Exclude images, then output the remaining data verbatim.

━━━ DATA SUPPLIED

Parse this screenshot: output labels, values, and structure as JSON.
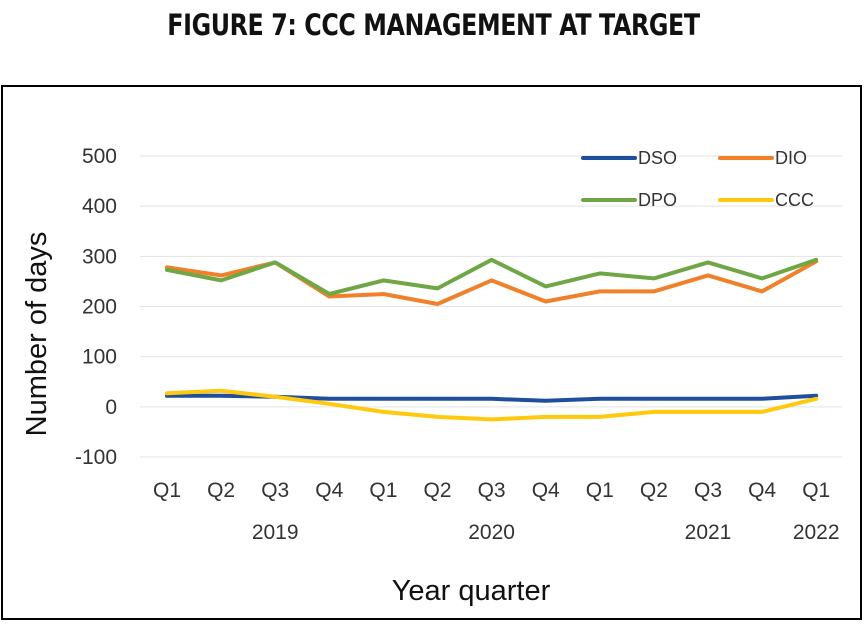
{
  "figure_title": "FIGURE 7: CCC MANAGEMENT AT TARGET",
  "chart_data": {
    "type": "line",
    "title": "FIGURE 7: CCC MANAGEMENT AT TARGET",
    "xlabel": "Year quarter",
    "ylabel": "Number of days",
    "categories": [
      "Q1",
      "Q2",
      "Q3",
      "Q4",
      "Q1",
      "Q2",
      "Q3",
      "Q4",
      "Q1",
      "Q2",
      "Q3",
      "Q4",
      "Q1"
    ],
    "year_labels": [
      {
        "label": "2019",
        "category_index": 2
      },
      {
        "label": "2020",
        "category_index": 6
      },
      {
        "label": "2021",
        "category_index": 10
      },
      {
        "label": "2022",
        "category_index": 12
      }
    ],
    "ylim": [
      -100,
      500
    ],
    "yticks": [
      500,
      400,
      300,
      200,
      100,
      0,
      -100
    ],
    "grid": true,
    "legend_position": "top-right",
    "series": [
      {
        "name": "DSO",
        "color": "#1f4e9c",
        "values": [
          22,
          22,
          20,
          16,
          16,
          16,
          16,
          12,
          16,
          16,
          16,
          16,
          22
        ]
      },
      {
        "name": "DIO",
        "color": "#f0802a",
        "values": [
          278,
          262,
          288,
          220,
          225,
          205,
          252,
          210,
          230,
          230,
          262,
          230,
          290
        ]
      },
      {
        "name": "DPO",
        "color": "#70a746",
        "values": [
          273,
          252,
          288,
          225,
          252,
          236,
          293,
          240,
          266,
          256,
          288,
          256,
          293
        ]
      },
      {
        "name": "CCC",
        "color": "#ffc90e",
        "values": [
          27,
          32,
          20,
          6,
          -10,
          -20,
          -25,
          -20,
          -20,
          -10,
          -10,
          -10,
          16
        ]
      }
    ]
  }
}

━━━━━━

▸ **COMPLETED EXERCISE**
Parse this screenshot: output labels, values, and structure as JSON.
{
  "figure_title": "FIGURE 7: CCC MANAGEMENT AT TARGET",
  "chart_data": {
    "type": "line",
    "title": "FIGURE 7: CCC MANAGEMENT AT TARGET",
    "xlabel": "Year quarter",
    "ylabel": "Number of days",
    "categories": [
      "Q1",
      "Q2",
      "Q3",
      "Q4",
      "Q1",
      "Q2",
      "Q3",
      "Q4",
      "Q1",
      "Q2",
      "Q3",
      "Q4",
      "Q1"
    ],
    "year_labels": [
      {
        "label": "2019",
        "category_index": 2
      },
      {
        "label": "2020",
        "category_index": 6
      },
      {
        "label": "2021",
        "category_index": 10
      },
      {
        "label": "2022",
        "category_index": 12
      }
    ],
    "ylim": [
      -100,
      500
    ],
    "yticks": [
      500,
      400,
      300,
      200,
      100,
      0,
      -100
    ],
    "grid": true,
    "legend_position": "top-right",
    "series": [
      {
        "name": "DSO",
        "color": "#1f4e9c",
        "values": [
          22,
          22,
          20,
          16,
          16,
          16,
          16,
          12,
          16,
          16,
          16,
          16,
          22
        ]
      },
      {
        "name": "DIO",
        "color": "#f0802a",
        "values": [
          278,
          262,
          288,
          220,
          225,
          205,
          252,
          210,
          230,
          230,
          262,
          230,
          290
        ]
      },
      {
        "name": "DPO",
        "color": "#70a746",
        "values": [
          273,
          252,
          288,
          225,
          252,
          236,
          293,
          240,
          266,
          256,
          288,
          256,
          293
        ]
      },
      {
        "name": "CCC",
        "color": "#ffc90e",
        "values": [
          27,
          32,
          20,
          6,
          -10,
          -20,
          -25,
          -20,
          -20,
          -10,
          -10,
          -10,
          16
        ]
      }
    ]
  }
}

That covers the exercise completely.